Input rows start
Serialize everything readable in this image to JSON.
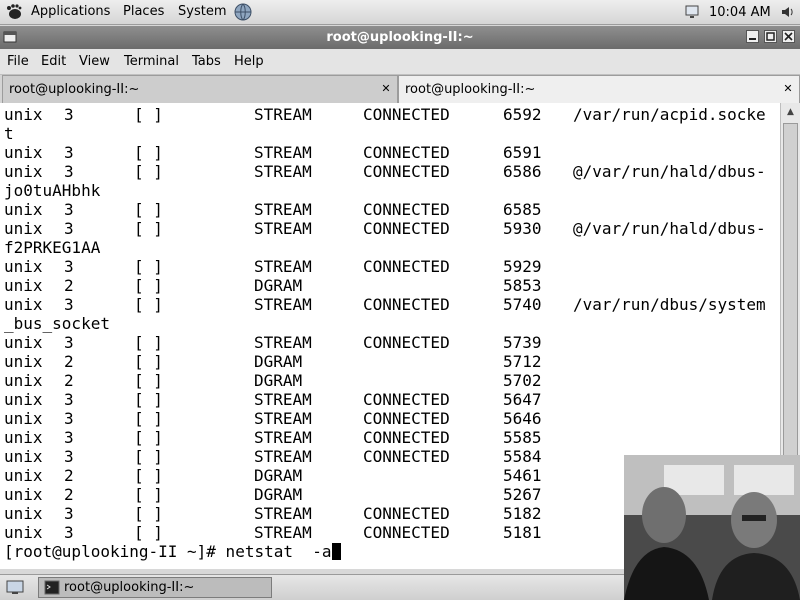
{
  "top_panel": {
    "menus": [
      "Applications",
      "Places",
      "System"
    ],
    "clock": "10:04 AM"
  },
  "window": {
    "title": "root@uplooking-II:~"
  },
  "menubar": [
    "File",
    "Edit",
    "View",
    "Terminal",
    "Tabs",
    "Help"
  ],
  "tabs": [
    {
      "label": "root@uplooking-II:~"
    },
    {
      "label": "root@uplooking-II:~"
    }
  ],
  "terminal": {
    "rows": [
      {
        "proto": "unix",
        "ref": "3",
        "flags": "[ ]",
        "type": "STREAM",
        "state": "CONNECTED",
        "inode": "6592",
        "path": "/var/run/acpid.socke"
      },
      {
        "wrap": "t"
      },
      {
        "proto": "unix",
        "ref": "3",
        "flags": "[ ]",
        "type": "STREAM",
        "state": "CONNECTED",
        "inode": "6591",
        "path": ""
      },
      {
        "proto": "unix",
        "ref": "3",
        "flags": "[ ]",
        "type": "STREAM",
        "state": "CONNECTED",
        "inode": "6586",
        "path": "@/var/run/hald/dbus-"
      },
      {
        "wrap": "jo0tuAHbhk"
      },
      {
        "proto": "unix",
        "ref": "3",
        "flags": "[ ]",
        "type": "STREAM",
        "state": "CONNECTED",
        "inode": "6585",
        "path": ""
      },
      {
        "proto": "unix",
        "ref": "3",
        "flags": "[ ]",
        "type": "STREAM",
        "state": "CONNECTED",
        "inode": "5930",
        "path": "@/var/run/hald/dbus-"
      },
      {
        "wrap": "f2PRKEG1AA"
      },
      {
        "proto": "unix",
        "ref": "3",
        "flags": "[ ]",
        "type": "STREAM",
        "state": "CONNECTED",
        "inode": "5929",
        "path": ""
      },
      {
        "proto": "unix",
        "ref": "2",
        "flags": "[ ]",
        "type": "DGRAM",
        "state": "",
        "inode": "5853",
        "path": ""
      },
      {
        "proto": "unix",
        "ref": "3",
        "flags": "[ ]",
        "type": "STREAM",
        "state": "CONNECTED",
        "inode": "5740",
        "path": "/var/run/dbus/system"
      },
      {
        "wrap": "_bus_socket"
      },
      {
        "proto": "unix",
        "ref": "3",
        "flags": "[ ]",
        "type": "STREAM",
        "state": "CONNECTED",
        "inode": "5739",
        "path": ""
      },
      {
        "proto": "unix",
        "ref": "2",
        "flags": "[ ]",
        "type": "DGRAM",
        "state": "",
        "inode": "5712",
        "path": ""
      },
      {
        "proto": "unix",
        "ref": "2",
        "flags": "[ ]",
        "type": "DGRAM",
        "state": "",
        "inode": "5702",
        "path": ""
      },
      {
        "proto": "unix",
        "ref": "3",
        "flags": "[ ]",
        "type": "STREAM",
        "state": "CONNECTED",
        "inode": "5647",
        "path": ""
      },
      {
        "proto": "unix",
        "ref": "3",
        "flags": "[ ]",
        "type": "STREAM",
        "state": "CONNECTED",
        "inode": "5646",
        "path": ""
      },
      {
        "proto": "unix",
        "ref": "3",
        "flags": "[ ]",
        "type": "STREAM",
        "state": "CONNECTED",
        "inode": "5585",
        "path": ""
      },
      {
        "proto": "unix",
        "ref": "3",
        "flags": "[ ]",
        "type": "STREAM",
        "state": "CONNECTED",
        "inode": "5584",
        "path": ""
      },
      {
        "proto": "unix",
        "ref": "2",
        "flags": "[ ]",
        "type": "DGRAM",
        "state": "",
        "inode": "5461",
        "path": ""
      },
      {
        "proto": "unix",
        "ref": "2",
        "flags": "[ ]",
        "type": "DGRAM",
        "state": "",
        "inode": "5267",
        "path": ""
      },
      {
        "proto": "unix",
        "ref": "3",
        "flags": "[ ]",
        "type": "STREAM",
        "state": "CONNECTED",
        "inode": "5182",
        "path": ""
      },
      {
        "proto": "unix",
        "ref": "3",
        "flags": "[ ]",
        "type": "STREAM",
        "state": "CONNECTED",
        "inode": "5181",
        "path": ""
      }
    ],
    "prompt": "[root@uplooking-II ~]# netstat  -a"
  },
  "taskbar": {
    "window_button": "root@uplooking-II:~"
  },
  "icons": {
    "distro_logo": "gnome-foot-icon",
    "system_icon": "globe-icon",
    "window_menu": "window-menu-icon",
    "minimize": "minimize-icon",
    "maximize": "maximize-icon",
    "close": "close-icon",
    "monitor": "monitor-icon",
    "terminal": "terminal-icon",
    "trash": "trash-icon"
  },
  "colors": {
    "terminal_bg": "#ffffff",
    "terminal_fg": "#000000",
    "titlebar": "#7b7b7b"
  }
}
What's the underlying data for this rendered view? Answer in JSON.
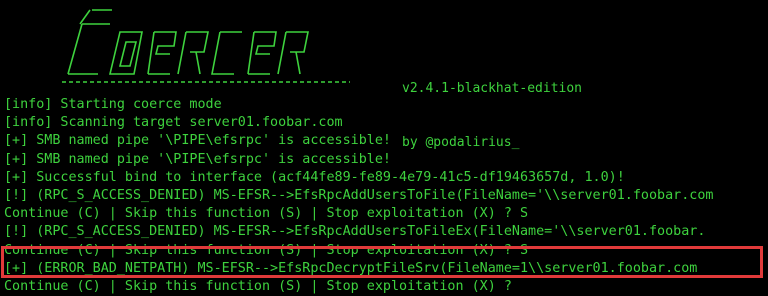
{
  "theme": {
    "background": "#000000",
    "text": "#3ed23e",
    "highlight": "#e03a3a"
  },
  "banner": {
    "logo_text": "Coercer",
    "version": "v2.4.1-blackhat-edition",
    "author": "by @podalirius_"
  },
  "lines": [
    "[info] Starting coerce mode",
    "[info] Scanning target server01.foobar.com",
    "[+] SMB named pipe '\\PIPE\\efsrpc' is accessible!",
    "[+] SMB named pipe '\\PIPE\\efsrpc' is accessible!",
    "[+] Successful bind to interface (acf44fe89-fe89-4e79-41c5-df19463657d, 1.0)!",
    "[!] (RPC_S_ACCESS_DENIED) MS-EFSR-->EfsRpcAddUsersToFile(FileName='\\\\server01.foobar.com",
    "Continue (C) | Skip this function (S) | Stop exploitation (X) ? S",
    "[!] (RPC_S_ACCESS_DENIED) MS-EFSR-->EfsRpcAddUsersToFileEx(FileName='\\\\server01.foobar.",
    "Continue (C) | Skip this function (S) | Stop exploitation (X) ? S",
    "[+] (ERROR_BAD_NETPATH) MS-EFSR-->EfsRpcDecryptFileSrv(FileName=1\\\\server01.foobar.com",
    "Continue (C) | Skip this function (S) | Stop exploitation (X) ?"
  ]
}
Input rows end
Print every entry exactly as written, without the pictures.

Serialize everything readable in this image to JSON.
{
  "top_panel": {
    "menus": [
      "Applications",
      "Places",
      "System"
    ],
    "clock": "10:04 AM"
  },
  "window": {
    "title": "root@uplooking-II:~"
  },
  "menubar": [
    "File",
    "Edit",
    "View",
    "Terminal",
    "Tabs",
    "Help"
  ],
  "tabs": [
    {
      "label": "root@uplooking-II:~"
    },
    {
      "label": "root@uplooking-II:~"
    }
  ],
  "terminal": {
    "rows": [
      {
        "proto": "unix",
        "ref": "3",
        "flags": "[ ]",
        "type": "STREAM",
        "state": "CONNECTED",
        "inode": "6592",
        "path": "/var/run/acpid.socke"
      },
      {
        "wrap": "t"
      },
      {
        "proto": "unix",
        "ref": "3",
        "flags": "[ ]",
        "type": "STREAM",
        "state": "CONNECTED",
        "inode": "6591",
        "path": ""
      },
      {
        "proto": "unix",
        "ref": "3",
        "flags": "[ ]",
        "type": "STREAM",
        "state": "CONNECTED",
        "inode": "6586",
        "path": "@/var/run/hald/dbus-"
      },
      {
        "wrap": "jo0tuAHbhk"
      },
      {
        "proto": "unix",
        "ref": "3",
        "flags": "[ ]",
        "type": "STREAM",
        "state": "CONNECTED",
        "inode": "6585",
        "path": ""
      },
      {
        "proto": "unix",
        "ref": "3",
        "flags": "[ ]",
        "type": "STREAM",
        "state": "CONNECTED",
        "inode": "5930",
        "path": "@/var/run/hald/dbus-"
      },
      {
        "wrap": "f2PRKEG1AA"
      },
      {
        "proto": "unix",
        "ref": "3",
        "flags": "[ ]",
        "type": "STREAM",
        "state": "CONNECTED",
        "inode": "5929",
        "path": ""
      },
      {
        "proto": "unix",
        "ref": "2",
        "flags": "[ ]",
        "type": "DGRAM",
        "state": "",
        "inode": "5853",
        "path": ""
      },
      {
        "proto": "unix",
        "ref": "3",
        "flags": "[ ]",
        "type": "STREAM",
        "state": "CONNECTED",
        "inode": "5740",
        "path": "/var/run/dbus/system"
      },
      {
        "wrap": "_bus_socket"
      },
      {
        "proto": "unix",
        "ref": "3",
        "flags": "[ ]",
        "type": "STREAM",
        "state": "CONNECTED",
        "inode": "5739",
        "path": ""
      },
      {
        "proto": "unix",
        "ref": "2",
        "flags": "[ ]",
        "type": "DGRAM",
        "state": "",
        "inode": "5712",
        "path": ""
      },
      {
        "proto": "unix",
        "ref": "2",
        "flags": "[ ]",
        "type": "DGRAM",
        "state": "",
        "inode": "5702",
        "path": ""
      },
      {
        "proto": "unix",
        "ref": "3",
        "flags": "[ ]",
        "type": "STREAM",
        "state": "CONNECTED",
        "inode": "5647",
        "path": ""
      },
      {
        "proto": "unix",
        "ref": "3",
        "flags": "[ ]",
        "type": "STREAM",
        "state": "CONNECTED",
        "inode": "5646",
        "path": ""
      },
      {
        "proto": "unix",
        "ref": "3",
        "flags": "[ ]",
        "type": "STREAM",
        "state": "CONNECTED",
        "inode": "5585",
        "path": ""
      },
      {
        "proto": "unix",
        "ref": "3",
        "flags": "[ ]",
        "type": "STREAM",
        "state": "CONNECTED",
        "inode": "5584",
        "path": ""
      },
      {
        "proto": "unix",
        "ref": "2",
        "flags": "[ ]",
        "type": "DGRAM",
        "state": "",
        "inode": "5461",
        "path": ""
      },
      {
        "proto": "unix",
        "ref": "2",
        "flags": "[ ]",
        "type": "DGRAM",
        "state": "",
        "inode": "5267",
        "path": ""
      },
      {
        "proto": "unix",
        "ref": "3",
        "flags": "[ ]",
        "type": "STREAM",
        "state": "CONNECTED",
        "inode": "5182",
        "path": ""
      },
      {
        "proto": "unix",
        "ref": "3",
        "flags": "[ ]",
        "type": "STREAM",
        "state": "CONNECTED",
        "inode": "5181",
        "path": ""
      }
    ],
    "prompt": "[root@uplooking-II ~]# netstat  -a"
  },
  "taskbar": {
    "window_button": "root@uplooking-II:~"
  },
  "icons": {
    "distro_logo": "gnome-foot-icon",
    "system_icon": "globe-icon",
    "window_menu": "window-menu-icon",
    "minimize": "minimize-icon",
    "maximize": "maximize-icon",
    "close": "close-icon",
    "monitor": "monitor-icon",
    "terminal": "terminal-icon",
    "trash": "trash-icon"
  },
  "colors": {
    "terminal_bg": "#ffffff",
    "terminal_fg": "#000000",
    "titlebar": "#7b7b7b"
  }
}
What's the underlying data for this rendered view? Answer in JSON.
{
  "theme": {
    "background": "#000000",
    "text": "#3ed23e",
    "highlight": "#e03a3a"
  },
  "banner": {
    "logo_text": "Coercer",
    "version": "v2.4.1-blackhat-edition",
    "author": "by @podalirius_"
  },
  "lines": [
    "[info] Starting coerce mode",
    "[info] Scanning target server01.foobar.com",
    "[+] SMB named pipe '\\PIPE\\efsrpc' is accessible!",
    "[+] SMB named pipe '\\PIPE\\efsrpc' is accessible!",
    "[+] Successful bind to interface (acf44fe89-fe89-4e79-41c5-df19463657d, 1.0)!",
    "[!] (RPC_S_ACCESS_DENIED) MS-EFSR-->EfsRpcAddUsersToFile(FileName='\\\\server01.foobar.com",
    "Continue (C) | Skip this function (S) | Stop exploitation (X) ? S",
    "[!] (RPC_S_ACCESS_DENIED) MS-EFSR-->EfsRpcAddUsersToFileEx(FileName='\\\\server01.foobar.",
    "Continue (C) | Skip this function (S) | Stop exploitation (X) ? S",
    "[+] (ERROR_BAD_NETPATH) MS-EFSR-->EfsRpcDecryptFileSrv(FileName=1\\\\server01.foobar.com",
    "Continue (C) | Skip this function (S) | Stop exploitation (X) ?"
  ]
}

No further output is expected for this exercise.